◆ **EXERCISE DESCRIPTION**: In the entries below, identify every line with the string "text" and copy it.

------ PROVIDED INFORMATION

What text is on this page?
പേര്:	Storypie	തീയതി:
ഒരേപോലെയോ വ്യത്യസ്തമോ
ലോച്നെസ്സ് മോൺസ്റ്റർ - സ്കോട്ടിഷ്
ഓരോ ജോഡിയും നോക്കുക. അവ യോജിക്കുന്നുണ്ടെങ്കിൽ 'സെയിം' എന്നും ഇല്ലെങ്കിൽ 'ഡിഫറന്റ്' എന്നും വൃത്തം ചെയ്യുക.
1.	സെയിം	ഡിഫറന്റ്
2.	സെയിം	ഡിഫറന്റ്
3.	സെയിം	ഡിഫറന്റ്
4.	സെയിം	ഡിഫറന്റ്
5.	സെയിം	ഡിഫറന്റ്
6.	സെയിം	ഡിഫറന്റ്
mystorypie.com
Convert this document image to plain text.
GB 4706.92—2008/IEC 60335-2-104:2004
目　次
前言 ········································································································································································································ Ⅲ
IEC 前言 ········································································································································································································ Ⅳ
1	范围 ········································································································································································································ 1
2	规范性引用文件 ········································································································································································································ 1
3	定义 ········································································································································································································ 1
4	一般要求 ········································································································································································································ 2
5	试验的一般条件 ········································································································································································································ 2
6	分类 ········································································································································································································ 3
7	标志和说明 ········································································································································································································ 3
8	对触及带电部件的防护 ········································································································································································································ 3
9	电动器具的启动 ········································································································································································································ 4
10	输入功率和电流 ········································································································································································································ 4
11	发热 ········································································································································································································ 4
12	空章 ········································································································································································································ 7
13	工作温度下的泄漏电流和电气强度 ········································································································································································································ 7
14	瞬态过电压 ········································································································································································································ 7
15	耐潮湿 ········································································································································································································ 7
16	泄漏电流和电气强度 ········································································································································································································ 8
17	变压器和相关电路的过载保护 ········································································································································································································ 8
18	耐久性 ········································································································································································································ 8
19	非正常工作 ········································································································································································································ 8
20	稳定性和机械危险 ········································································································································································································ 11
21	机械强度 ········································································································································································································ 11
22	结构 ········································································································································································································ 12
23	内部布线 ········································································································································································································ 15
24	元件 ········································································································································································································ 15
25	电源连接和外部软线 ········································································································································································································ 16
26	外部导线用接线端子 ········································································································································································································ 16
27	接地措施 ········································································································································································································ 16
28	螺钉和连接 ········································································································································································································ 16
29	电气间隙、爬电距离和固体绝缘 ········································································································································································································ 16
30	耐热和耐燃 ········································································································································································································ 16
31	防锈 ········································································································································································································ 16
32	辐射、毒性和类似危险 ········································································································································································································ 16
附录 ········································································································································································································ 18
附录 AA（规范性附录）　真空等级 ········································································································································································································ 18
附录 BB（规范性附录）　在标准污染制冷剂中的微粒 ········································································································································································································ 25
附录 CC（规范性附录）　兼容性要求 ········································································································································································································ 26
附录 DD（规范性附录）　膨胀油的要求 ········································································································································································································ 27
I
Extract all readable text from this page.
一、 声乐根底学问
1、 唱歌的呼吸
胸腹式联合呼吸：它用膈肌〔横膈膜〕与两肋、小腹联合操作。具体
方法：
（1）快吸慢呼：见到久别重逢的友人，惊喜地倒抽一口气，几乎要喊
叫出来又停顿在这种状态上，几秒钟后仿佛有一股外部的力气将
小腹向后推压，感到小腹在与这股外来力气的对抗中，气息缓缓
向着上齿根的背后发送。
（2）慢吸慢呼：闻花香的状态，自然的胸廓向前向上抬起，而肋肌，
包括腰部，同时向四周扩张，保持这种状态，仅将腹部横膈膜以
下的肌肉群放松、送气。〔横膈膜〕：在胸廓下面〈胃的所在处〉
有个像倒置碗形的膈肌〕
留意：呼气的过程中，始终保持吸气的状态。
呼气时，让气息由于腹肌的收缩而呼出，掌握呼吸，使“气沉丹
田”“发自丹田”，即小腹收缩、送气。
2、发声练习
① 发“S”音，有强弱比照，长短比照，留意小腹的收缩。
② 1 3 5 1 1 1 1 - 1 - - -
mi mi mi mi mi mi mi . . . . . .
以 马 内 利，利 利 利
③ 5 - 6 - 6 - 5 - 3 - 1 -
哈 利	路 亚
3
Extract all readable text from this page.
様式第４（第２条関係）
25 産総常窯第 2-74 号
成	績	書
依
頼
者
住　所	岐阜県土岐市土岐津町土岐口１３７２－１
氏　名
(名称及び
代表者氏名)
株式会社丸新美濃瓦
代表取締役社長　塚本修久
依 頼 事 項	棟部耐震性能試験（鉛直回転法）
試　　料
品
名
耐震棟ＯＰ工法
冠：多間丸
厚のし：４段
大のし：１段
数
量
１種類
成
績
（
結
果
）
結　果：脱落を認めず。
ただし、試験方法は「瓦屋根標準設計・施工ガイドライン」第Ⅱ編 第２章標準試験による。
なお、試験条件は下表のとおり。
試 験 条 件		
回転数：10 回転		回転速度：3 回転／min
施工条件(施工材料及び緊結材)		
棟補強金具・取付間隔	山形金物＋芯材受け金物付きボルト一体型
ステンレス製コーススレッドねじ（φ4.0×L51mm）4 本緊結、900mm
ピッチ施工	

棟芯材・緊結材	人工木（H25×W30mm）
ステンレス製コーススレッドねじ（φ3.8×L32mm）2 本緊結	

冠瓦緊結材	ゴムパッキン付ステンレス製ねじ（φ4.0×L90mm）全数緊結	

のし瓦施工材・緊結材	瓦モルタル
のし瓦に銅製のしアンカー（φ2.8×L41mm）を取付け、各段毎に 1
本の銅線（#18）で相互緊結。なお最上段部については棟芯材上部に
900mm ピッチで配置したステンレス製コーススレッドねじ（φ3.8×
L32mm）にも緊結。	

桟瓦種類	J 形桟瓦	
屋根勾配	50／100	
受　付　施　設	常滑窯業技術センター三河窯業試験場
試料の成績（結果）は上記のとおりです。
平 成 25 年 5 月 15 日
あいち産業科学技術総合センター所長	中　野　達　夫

------------

◆ **TASK OUTPUT**:
What text is on this page?
Convert this document image to plain text.
Extract all readable text from this page.
Extract all readable text from this page.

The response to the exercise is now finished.